[WHAT IS ASKED]
Transcribe the lines below verbatim, skipping the images.

[THE RECORDS]
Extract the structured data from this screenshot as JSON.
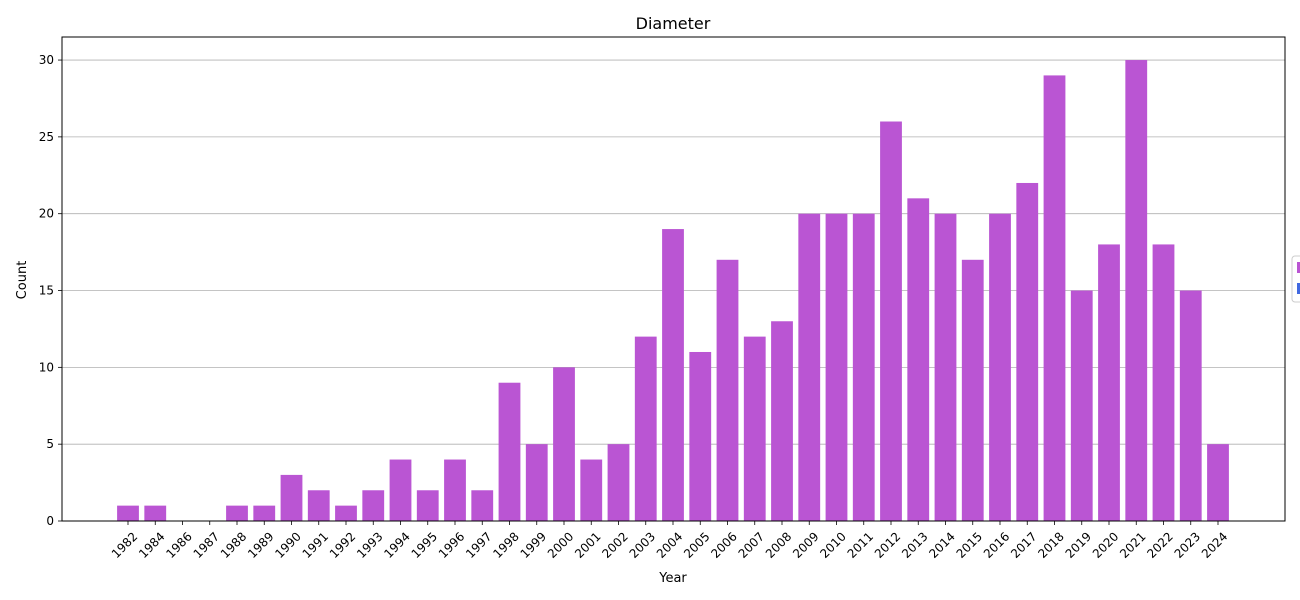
{
  "chart_data": {
    "type": "bar",
    "title": "Diameter",
    "xlabel": "Year",
    "ylabel": "Count",
    "ylim": [
      0,
      31.5
    ],
    "yticks": [
      0,
      5,
      10,
      15,
      20,
      25,
      30
    ],
    "grid": "horizontal",
    "bar_color": "#BA55D3",
    "legend_swatches": [
      "#BA55D3",
      "#4169E1"
    ],
    "legend_placement": "right (clipped)",
    "categories": [
      "1982",
      "1984",
      "1986",
      "1987",
      "1988",
      "1989",
      "1990",
      "1991",
      "1992",
      "1993",
      "1994",
      "1995",
      "1996",
      "1997",
      "1998",
      "1999",
      "2000",
      "2001",
      "2002",
      "2003",
      "2004",
      "2005",
      "2006",
      "2007",
      "2008",
      "2009",
      "2010",
      "2011",
      "2012",
      "2013",
      "2014",
      "2015",
      "2016",
      "2017",
      "2018",
      "2019",
      "2020",
      "2021",
      "2022",
      "2023",
      "2024"
    ],
    "values": [
      1,
      1,
      0,
      0,
      1,
      1,
      3,
      2,
      1,
      2,
      4,
      2,
      4,
      2,
      9,
      5,
      10,
      4,
      5,
      12,
      19,
      11,
      17,
      12,
      13,
      20,
      20,
      20,
      26,
      21,
      20,
      17,
      20,
      22,
      29,
      15,
      18,
      30,
      18,
      15,
      5
    ]
  }
}
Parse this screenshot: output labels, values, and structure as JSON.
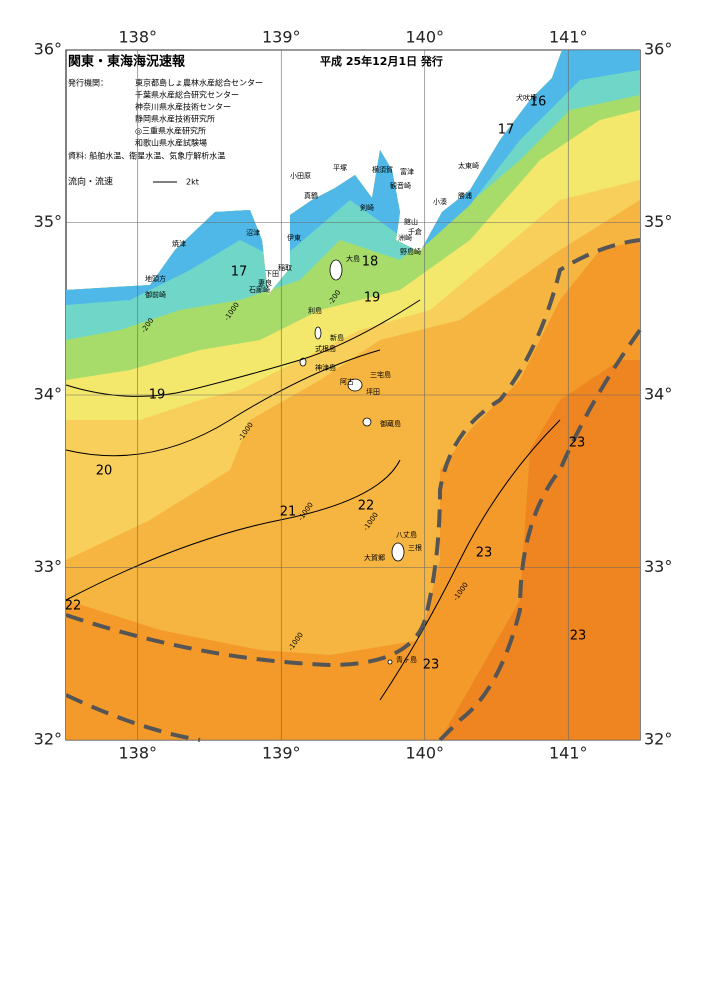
{
  "header": {
    "title": "関東・東海海況速報",
    "date": "平成 25年12月1日 発行",
    "issuer_label": "発行機関：",
    "issuers": [
      "東京都島しょ農林水産総合センター",
      "千葉県水産総合研究センター",
      "神奈川県水産技術センター",
      "静岡県水産技術研究所",
      "◎三重県水産研究所",
      "和歌山県水産試験場"
    ],
    "sources": "資料: 船舶水温、衛星水温、気象庁解析水温",
    "current_label": "流向・流速",
    "current_scale": "2kt"
  },
  "map": {
    "xlim": [
      137.5,
      141.5
    ],
    "ylim": [
      32,
      36
    ],
    "xticks": [
      {
        "value": 138,
        "label": "138°"
      },
      {
        "value": 139,
        "label": "139°"
      },
      {
        "value": 140,
        "label": "140°"
      },
      {
        "value": 141,
        "label": "141°"
      }
    ],
    "yticks": [
      {
        "value": 32,
        "label": "32°"
      },
      {
        "value": 33,
        "label": "33°"
      },
      {
        "value": 34,
        "label": "34°"
      },
      {
        "value": 35,
        "label": "35°"
      },
      {
        "value": 36,
        "label": "36°"
      }
    ],
    "isotherm_labels": [
      16,
      17,
      17,
      18,
      19,
      19,
      20,
      21,
      22,
      22,
      23,
      23,
      23,
      23
    ],
    "places": [
      "犬吠埼",
      "太東崎",
      "勝浦",
      "小湊",
      "洲崎",
      "野島崎",
      "千倉",
      "館山",
      "富津",
      "観音崎",
      "横須賀",
      "剣崎",
      "平塚",
      "小田原",
      "真鶴",
      "伊東",
      "稲取",
      "下田",
      "石廊崎",
      "妻良",
      "沼津",
      "焼津",
      "地頭方",
      "御前崎",
      "大島",
      "利島",
      "新島",
      "式根島",
      "神津島",
      "三宅島",
      "阿古",
      "坪田",
      "御蔵島",
      "八丈島",
      "三根",
      "大賀郷",
      "青ヶ島"
    ],
    "depth_labels": [
      "-200",
      "-200",
      "-1000",
      "-1000",
      "-1000",
      "-1000",
      "-1000",
      "-1000"
    ]
  }
}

[ANSWER FOR THIS EXERCISE]
Extract the structured data from this screenshot as JSON.
{
  "chart_data": {
    "type": "bar",
    "title": "Diameter",
    "xlabel": "Year",
    "ylabel": "Count",
    "ylim": [
      0,
      31.5
    ],
    "yticks": [
      0,
      5,
      10,
      15,
      20,
      25,
      30
    ],
    "grid": "horizontal",
    "bar_color": "#BA55D3",
    "legend_swatches": [
      "#BA55D3",
      "#4169E1"
    ],
    "legend_placement": "right (clipped)",
    "categories": [
      "1982",
      "1984",
      "1986",
      "1987",
      "1988",
      "1989",
      "1990",
      "1991",
      "1992",
      "1993",
      "1994",
      "1995",
      "1996",
      "1997",
      "1998",
      "1999",
      "2000",
      "2001",
      "2002",
      "2003",
      "2004",
      "2005",
      "2006",
      "2007",
      "2008",
      "2009",
      "2010",
      "2011",
      "2012",
      "2013",
      "2014",
      "2015",
      "2016",
      "2017",
      "2018",
      "2019",
      "2020",
      "2021",
      "2022",
      "2023",
      "2024"
    ],
    "values": [
      1,
      1,
      0,
      0,
      1,
      1,
      3,
      2,
      1,
      2,
      4,
      2,
      4,
      2,
      9,
      5,
      10,
      4,
      5,
      12,
      19,
      11,
      17,
      12,
      13,
      20,
      20,
      20,
      26,
      21,
      20,
      17,
      20,
      22,
      29,
      15,
      18,
      30,
      18,
      15,
      5
    ]
  }
}
Parse this screenshot: output labels, values, and structure as JSON.
{
  "header": {
    "title": "関東・東海海況速報",
    "date": "平成 25年12月1日 発行",
    "issuer_label": "発行機関：",
    "issuers": [
      "東京都島しょ農林水産総合センター",
      "千葉県水産総合研究センター",
      "神奈川県水産技術センター",
      "静岡県水産技術研究所",
      "◎三重県水産研究所",
      "和歌山県水産試験場"
    ],
    "sources": "資料: 船舶水温、衛星水温、気象庁解析水温",
    "current_label": "流向・流速",
    "current_scale": "2kt"
  },
  "map": {
    "xlim": [
      137.5,
      141.5
    ],
    "ylim": [
      32,
      36
    ],
    "xticks": [
      {
        "value": 138,
        "label": "138°"
      },
      {
        "value": 139,
        "label": "139°"
      },
      {
        "value": 140,
        "label": "140°"
      },
      {
        "value": 141,
        "label": "141°"
      }
    ],
    "yticks": [
      {
        "value": 32,
        "label": "32°"
      },
      {
        "value": 33,
        "label": "33°"
      },
      {
        "value": 34,
        "label": "34°"
      },
      {
        "value": 35,
        "label": "35°"
      },
      {
        "value": 36,
        "label": "36°"
      }
    ],
    "isotherm_labels": [
      16,
      17,
      17,
      18,
      19,
      19,
      20,
      21,
      22,
      22,
      23,
      23,
      23,
      23
    ],
    "places": [
      "犬吠埼",
      "太東崎",
      "勝浦",
      "小湊",
      "洲崎",
      "野島崎",
      "千倉",
      "館山",
      "富津",
      "観音崎",
      "横須賀",
      "剣崎",
      "平塚",
      "小田原",
      "真鶴",
      "伊東",
      "稲取",
      "下田",
      "石廊崎",
      "妻良",
      "沼津",
      "焼津",
      "地頭方",
      "御前崎",
      "大島",
      "利島",
      "新島",
      "式根島",
      "神津島",
      "三宅島",
      "阿古",
      "坪田",
      "御蔵島",
      "八丈島",
      "三根",
      "大賀郷",
      "青ヶ島"
    ],
    "depth_labels": [
      "-200",
      "-200",
      "-1000",
      "-1000",
      "-1000",
      "-1000",
      "-1000",
      "-1000"
    ]
  }
}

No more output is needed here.